▶ _Exercise brief_:
Print the data that follows exactly.

====== Data in this exercise

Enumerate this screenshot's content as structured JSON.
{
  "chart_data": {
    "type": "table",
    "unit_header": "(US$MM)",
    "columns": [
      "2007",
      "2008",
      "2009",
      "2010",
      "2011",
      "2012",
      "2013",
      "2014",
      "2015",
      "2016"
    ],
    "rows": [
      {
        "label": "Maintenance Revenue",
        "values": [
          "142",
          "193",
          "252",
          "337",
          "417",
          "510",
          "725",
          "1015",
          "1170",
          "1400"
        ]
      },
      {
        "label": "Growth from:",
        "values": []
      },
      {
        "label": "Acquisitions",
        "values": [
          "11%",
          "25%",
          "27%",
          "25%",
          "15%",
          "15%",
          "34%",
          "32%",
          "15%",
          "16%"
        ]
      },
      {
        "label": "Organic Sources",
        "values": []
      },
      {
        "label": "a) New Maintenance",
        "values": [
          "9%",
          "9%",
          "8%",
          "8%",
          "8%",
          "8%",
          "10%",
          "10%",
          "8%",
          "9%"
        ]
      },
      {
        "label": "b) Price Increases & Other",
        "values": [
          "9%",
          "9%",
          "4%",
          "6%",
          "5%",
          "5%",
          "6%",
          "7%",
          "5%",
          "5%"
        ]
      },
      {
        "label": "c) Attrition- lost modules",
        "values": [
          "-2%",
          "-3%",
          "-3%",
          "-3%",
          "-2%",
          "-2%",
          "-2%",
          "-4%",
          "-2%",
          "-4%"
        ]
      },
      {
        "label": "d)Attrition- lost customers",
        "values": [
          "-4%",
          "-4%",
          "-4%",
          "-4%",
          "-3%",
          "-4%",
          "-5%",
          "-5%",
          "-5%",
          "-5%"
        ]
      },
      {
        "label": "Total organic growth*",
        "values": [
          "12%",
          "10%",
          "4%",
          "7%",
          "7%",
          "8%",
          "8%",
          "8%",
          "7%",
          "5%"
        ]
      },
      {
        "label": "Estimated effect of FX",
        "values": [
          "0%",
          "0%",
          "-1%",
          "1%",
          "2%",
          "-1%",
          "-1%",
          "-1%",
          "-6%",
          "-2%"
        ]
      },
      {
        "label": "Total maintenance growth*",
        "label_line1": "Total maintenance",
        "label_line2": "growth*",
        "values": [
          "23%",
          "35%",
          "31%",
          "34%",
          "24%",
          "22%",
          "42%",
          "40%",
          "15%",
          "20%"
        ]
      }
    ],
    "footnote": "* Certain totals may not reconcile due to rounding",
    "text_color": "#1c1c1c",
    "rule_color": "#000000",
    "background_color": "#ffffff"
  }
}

============

▶ _Full answer_:
Enumerate this screenshot's content as structured JSON.
{
  "chart_data": {
    "type": "table",
    "unit_header": "(US$MM)",
    "columns": [
      "2007",
      "2008",
      "2009",
      "2010",
      "2011",
      "2012",
      "2013",
      "2014",
      "2015",
      "2016"
    ],
    "rows": [
      {
        "label": "Maintenance Revenue",
        "values": [
          "142",
          "193",
          "252",
          "337",
          "417",
          "510",
          "725",
          "1015",
          "1170",
          "1400"
        ]
      },
      {
        "label": "Growth from:",
        "values": []
      },
      {
        "label": "Acquisitions",
        "values": [
          "11%",
          "25%",
          "27%",
          "25%",
          "15%",
          "15%",
          "34%",
          "32%",
          "15%",
          "16%"
        ]
      },
      {
        "label": "Organic Sources",
        "values": []
      },
      {
        "label": "a) New Maintenance",
        "values": [
          "9%",
          "9%",
          "8%",
          "8%",
          "8%",
          "8%",
          "10%",
          "10%",
          "8%",
          "9%"
        ]
      },
      {
        "label": "b) Price Increases & Other",
        "values": [
          "9%",
          "9%",
          "4%",
          "6%",
          "5%",
          "5%",
          "6%",
          "7%",
          "5%",
          "5%"
        ]
      },
      {
        "label": "c) Attrition- lost modules",
        "values": [
          "-2%",
          "-3%",
          "-3%",
          "-3%",
          "-2%",
          "-2%",
          "-2%",
          "-4%",
          "-2%",
          "-4%"
        ]
      },
      {
        "label": "d)Attrition- lost customers",
        "values": [
          "-4%",
          "-4%",
          "-4%",
          "-4%",
          "-3%",
          "-4%",
          "-5%",
          "-5%",
          "-5%",
          "-5%"
        ]
      },
      {
        "label": "Total organic growth*",
        "values": [
          "12%",
          "10%",
          "4%",
          "7%",
          "7%",
          "8%",
          "8%",
          "8%",
          "7%",
          "5%"
        ]
      },
      {
        "label": "Estimated effect of FX",
        "values": [
          "0%",
          "0%",
          "-1%",
          "1%",
          "2%",
          "-1%",
          "-1%",
          "-1%",
          "-6%",
          "-2%"
        ]
      },
      {
        "label": "Total maintenance growth*",
        "label_line1": "Total maintenance",
        "label_line2": "growth*",
        "values": [
          "23%",
          "35%",
          "31%",
          "34%",
          "24%",
          "22%",
          "42%",
          "40%",
          "15%",
          "20%"
        ]
      }
    ],
    "footnote": "* Certain totals may not reconcile due to rounding",
    "text_color": "#1c1c1c",
    "rule_color": "#000000",
    "background_color": "#ffffff"
  }
}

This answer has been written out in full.